(Stored data)
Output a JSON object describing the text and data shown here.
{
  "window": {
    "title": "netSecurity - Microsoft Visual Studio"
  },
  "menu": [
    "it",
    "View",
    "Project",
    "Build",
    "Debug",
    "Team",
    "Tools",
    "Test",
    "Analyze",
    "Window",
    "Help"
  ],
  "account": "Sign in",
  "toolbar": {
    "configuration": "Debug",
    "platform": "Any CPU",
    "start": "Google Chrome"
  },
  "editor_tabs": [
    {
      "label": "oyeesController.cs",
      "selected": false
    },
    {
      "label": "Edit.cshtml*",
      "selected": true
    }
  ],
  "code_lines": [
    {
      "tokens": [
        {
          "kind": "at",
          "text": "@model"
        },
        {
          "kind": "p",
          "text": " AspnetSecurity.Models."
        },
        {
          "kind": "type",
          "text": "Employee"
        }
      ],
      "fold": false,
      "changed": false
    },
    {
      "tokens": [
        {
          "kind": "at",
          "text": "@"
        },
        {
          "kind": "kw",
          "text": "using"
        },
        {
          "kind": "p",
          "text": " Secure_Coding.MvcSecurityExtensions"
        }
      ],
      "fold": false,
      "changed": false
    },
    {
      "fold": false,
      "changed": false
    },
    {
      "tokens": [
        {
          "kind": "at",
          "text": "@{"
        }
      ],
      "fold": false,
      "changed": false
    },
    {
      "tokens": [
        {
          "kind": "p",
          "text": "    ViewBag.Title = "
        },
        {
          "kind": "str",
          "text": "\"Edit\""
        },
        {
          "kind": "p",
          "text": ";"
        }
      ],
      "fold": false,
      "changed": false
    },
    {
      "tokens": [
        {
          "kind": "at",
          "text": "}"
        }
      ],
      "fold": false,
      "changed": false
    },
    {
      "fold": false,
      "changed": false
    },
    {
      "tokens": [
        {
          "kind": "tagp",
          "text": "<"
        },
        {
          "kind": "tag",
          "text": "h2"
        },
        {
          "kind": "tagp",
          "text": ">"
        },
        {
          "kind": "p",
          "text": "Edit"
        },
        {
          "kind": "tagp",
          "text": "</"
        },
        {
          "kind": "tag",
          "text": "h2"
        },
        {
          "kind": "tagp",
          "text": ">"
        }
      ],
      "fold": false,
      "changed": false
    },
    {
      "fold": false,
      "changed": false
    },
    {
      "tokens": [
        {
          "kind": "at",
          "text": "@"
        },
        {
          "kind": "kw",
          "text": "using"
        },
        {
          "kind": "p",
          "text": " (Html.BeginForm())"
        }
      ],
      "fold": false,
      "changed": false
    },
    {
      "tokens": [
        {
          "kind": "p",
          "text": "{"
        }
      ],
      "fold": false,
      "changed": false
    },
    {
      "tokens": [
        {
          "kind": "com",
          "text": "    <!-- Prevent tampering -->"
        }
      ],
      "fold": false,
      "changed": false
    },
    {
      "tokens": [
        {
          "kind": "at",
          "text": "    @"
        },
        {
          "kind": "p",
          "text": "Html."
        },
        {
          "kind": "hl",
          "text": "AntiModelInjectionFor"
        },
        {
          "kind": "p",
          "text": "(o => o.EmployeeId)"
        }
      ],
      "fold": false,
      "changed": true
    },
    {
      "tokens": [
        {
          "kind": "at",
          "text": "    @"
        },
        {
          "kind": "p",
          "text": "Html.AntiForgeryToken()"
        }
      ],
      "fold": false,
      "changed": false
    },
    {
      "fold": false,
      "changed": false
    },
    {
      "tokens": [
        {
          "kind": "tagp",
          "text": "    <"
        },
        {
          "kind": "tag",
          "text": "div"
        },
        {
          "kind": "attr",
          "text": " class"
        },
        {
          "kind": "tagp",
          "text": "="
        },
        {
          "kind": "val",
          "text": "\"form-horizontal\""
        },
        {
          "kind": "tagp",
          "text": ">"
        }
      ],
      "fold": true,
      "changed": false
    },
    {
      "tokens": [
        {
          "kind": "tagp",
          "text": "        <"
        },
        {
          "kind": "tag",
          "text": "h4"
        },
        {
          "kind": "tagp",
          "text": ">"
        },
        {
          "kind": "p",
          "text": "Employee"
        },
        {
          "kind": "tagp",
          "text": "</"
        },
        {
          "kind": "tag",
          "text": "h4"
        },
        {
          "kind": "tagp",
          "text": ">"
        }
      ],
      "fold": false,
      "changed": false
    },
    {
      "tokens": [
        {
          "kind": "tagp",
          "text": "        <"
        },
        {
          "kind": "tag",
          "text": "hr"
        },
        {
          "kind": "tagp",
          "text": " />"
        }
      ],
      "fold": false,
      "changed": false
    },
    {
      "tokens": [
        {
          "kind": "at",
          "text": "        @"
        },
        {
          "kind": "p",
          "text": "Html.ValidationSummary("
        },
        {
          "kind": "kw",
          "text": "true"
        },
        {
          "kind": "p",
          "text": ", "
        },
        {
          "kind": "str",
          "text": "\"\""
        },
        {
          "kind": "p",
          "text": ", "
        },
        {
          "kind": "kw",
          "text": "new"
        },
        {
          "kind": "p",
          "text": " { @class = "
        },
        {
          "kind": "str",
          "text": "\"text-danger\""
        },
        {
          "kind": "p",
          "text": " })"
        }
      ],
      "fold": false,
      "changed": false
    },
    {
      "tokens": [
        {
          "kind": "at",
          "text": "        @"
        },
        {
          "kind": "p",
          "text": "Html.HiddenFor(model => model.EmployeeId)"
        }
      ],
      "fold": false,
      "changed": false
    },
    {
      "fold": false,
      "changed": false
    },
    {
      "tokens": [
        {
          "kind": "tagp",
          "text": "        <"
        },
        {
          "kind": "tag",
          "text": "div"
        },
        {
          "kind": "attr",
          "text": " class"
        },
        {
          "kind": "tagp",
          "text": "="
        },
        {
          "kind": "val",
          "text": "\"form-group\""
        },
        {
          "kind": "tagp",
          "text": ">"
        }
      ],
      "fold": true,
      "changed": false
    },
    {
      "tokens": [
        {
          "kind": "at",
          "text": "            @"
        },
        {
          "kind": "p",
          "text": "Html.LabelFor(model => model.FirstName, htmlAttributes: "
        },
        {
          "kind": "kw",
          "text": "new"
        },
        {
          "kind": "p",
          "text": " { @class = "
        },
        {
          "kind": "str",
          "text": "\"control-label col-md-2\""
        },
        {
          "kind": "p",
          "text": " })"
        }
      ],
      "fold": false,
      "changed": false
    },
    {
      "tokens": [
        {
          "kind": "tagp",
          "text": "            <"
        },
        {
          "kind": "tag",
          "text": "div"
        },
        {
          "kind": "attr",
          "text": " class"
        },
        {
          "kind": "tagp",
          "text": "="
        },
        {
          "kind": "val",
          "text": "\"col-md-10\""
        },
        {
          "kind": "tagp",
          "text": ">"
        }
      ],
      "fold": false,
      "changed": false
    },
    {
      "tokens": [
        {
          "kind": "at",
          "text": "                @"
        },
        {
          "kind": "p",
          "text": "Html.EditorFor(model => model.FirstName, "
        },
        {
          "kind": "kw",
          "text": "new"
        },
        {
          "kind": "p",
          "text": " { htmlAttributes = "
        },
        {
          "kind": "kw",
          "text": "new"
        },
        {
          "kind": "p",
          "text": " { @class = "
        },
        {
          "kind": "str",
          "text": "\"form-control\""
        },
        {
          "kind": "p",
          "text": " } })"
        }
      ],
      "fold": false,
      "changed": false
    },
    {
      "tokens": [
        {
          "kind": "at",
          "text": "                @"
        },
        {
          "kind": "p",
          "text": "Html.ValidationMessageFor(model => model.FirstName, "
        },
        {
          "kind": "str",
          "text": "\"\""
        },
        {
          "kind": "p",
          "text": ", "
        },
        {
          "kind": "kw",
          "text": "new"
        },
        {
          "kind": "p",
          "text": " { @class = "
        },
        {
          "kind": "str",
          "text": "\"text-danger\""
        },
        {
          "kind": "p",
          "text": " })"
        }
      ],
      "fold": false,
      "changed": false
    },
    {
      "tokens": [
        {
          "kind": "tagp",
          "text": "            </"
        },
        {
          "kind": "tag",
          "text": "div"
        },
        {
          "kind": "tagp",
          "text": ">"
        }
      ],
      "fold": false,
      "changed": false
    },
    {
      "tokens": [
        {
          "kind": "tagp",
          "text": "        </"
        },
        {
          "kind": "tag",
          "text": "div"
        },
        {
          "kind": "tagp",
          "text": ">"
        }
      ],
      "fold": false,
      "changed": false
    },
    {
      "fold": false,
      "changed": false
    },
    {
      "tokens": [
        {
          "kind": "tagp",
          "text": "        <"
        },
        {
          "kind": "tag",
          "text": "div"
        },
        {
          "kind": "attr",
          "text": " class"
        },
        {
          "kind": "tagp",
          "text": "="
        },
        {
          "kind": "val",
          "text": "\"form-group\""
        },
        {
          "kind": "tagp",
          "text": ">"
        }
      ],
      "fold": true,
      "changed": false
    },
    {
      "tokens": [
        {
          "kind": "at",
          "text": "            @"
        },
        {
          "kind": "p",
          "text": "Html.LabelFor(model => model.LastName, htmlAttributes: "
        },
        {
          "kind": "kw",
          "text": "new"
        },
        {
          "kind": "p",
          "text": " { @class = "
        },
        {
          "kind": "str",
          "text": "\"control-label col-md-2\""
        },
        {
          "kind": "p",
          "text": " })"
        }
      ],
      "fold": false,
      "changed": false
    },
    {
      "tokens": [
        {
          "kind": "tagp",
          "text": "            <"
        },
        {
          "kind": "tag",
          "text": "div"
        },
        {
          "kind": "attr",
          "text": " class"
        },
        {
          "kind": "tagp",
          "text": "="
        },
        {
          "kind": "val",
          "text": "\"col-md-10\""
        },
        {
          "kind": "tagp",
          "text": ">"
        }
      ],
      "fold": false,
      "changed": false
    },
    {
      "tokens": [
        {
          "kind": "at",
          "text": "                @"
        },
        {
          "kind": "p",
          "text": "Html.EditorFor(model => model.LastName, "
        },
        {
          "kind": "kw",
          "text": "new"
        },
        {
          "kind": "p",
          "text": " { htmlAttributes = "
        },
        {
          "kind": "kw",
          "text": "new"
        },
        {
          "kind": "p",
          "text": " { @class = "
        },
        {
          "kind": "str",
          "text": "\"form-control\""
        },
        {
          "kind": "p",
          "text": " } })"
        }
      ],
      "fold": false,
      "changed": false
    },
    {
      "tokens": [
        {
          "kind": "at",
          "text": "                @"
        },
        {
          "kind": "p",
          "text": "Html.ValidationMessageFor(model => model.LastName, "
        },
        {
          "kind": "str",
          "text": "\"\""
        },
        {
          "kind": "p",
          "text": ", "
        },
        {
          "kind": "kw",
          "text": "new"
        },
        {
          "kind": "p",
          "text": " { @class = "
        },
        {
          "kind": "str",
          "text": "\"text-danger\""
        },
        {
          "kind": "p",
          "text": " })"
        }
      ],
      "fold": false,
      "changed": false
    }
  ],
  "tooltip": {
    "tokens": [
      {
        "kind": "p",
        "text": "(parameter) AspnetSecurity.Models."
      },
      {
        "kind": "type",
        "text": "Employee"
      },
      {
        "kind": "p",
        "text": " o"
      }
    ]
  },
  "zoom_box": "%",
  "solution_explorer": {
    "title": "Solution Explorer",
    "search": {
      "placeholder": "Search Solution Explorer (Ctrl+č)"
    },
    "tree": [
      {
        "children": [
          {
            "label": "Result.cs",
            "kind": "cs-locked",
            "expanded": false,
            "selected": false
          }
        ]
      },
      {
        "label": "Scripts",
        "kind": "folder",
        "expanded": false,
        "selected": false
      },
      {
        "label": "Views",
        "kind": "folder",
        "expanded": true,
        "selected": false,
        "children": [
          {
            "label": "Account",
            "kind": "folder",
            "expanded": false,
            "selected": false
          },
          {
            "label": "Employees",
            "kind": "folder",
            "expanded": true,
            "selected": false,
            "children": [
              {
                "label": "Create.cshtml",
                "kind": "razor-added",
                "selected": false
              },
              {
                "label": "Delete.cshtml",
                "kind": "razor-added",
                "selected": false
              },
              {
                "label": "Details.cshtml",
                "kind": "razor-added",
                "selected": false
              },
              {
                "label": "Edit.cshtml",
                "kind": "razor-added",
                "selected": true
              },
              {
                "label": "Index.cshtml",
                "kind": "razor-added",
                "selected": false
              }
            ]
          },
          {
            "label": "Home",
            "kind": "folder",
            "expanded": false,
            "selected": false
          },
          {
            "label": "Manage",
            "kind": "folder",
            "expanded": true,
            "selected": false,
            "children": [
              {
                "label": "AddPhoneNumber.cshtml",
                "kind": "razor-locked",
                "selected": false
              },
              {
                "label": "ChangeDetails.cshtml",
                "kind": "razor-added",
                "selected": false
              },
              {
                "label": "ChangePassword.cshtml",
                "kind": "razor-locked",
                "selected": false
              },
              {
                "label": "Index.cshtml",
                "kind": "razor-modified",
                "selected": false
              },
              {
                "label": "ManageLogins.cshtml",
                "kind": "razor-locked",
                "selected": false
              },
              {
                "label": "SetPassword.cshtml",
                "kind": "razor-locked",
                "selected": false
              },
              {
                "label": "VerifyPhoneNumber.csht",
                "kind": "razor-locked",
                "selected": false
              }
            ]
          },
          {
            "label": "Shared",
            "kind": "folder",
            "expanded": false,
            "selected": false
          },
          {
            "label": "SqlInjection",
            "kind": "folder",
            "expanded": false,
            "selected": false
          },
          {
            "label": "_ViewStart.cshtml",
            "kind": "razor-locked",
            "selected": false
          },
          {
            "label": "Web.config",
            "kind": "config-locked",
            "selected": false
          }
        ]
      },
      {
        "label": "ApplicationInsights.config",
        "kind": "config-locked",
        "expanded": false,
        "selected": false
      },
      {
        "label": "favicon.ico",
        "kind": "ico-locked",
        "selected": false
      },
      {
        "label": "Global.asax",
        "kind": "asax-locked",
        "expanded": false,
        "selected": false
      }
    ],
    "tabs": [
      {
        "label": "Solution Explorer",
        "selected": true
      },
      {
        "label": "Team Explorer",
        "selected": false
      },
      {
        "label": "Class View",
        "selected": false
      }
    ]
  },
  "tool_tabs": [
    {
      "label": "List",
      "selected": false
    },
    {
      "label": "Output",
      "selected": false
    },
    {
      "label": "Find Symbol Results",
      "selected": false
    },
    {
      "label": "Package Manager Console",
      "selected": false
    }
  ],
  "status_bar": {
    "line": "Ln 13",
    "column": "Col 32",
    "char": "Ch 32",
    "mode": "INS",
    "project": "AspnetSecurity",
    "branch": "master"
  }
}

- **Work to be completed**:
Give only the number of lines in the material above that include the word "Models".

- **Solution to this task**:
2